Brief ::
Provide the number of lines where the word "heading" occurs, and no other text.

---------- Recorded information

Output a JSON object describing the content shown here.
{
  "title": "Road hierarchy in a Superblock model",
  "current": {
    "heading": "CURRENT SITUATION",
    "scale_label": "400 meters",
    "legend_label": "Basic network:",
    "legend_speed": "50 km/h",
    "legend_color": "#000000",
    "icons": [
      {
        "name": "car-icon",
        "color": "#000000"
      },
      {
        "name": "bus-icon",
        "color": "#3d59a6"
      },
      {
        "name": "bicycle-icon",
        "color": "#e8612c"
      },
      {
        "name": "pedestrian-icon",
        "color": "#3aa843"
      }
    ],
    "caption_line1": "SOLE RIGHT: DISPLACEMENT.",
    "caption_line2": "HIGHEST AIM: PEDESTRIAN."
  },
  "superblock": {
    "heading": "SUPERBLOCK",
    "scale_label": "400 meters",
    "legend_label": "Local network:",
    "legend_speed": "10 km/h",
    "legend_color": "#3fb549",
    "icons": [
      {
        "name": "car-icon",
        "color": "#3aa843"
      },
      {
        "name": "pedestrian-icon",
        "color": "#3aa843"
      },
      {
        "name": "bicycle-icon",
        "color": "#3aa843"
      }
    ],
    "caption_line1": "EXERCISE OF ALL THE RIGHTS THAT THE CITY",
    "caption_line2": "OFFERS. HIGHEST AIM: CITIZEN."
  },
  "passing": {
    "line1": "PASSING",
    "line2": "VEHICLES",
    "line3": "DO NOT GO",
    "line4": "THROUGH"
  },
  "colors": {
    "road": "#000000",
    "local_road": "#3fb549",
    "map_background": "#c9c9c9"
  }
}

--------------------

Answer ::
2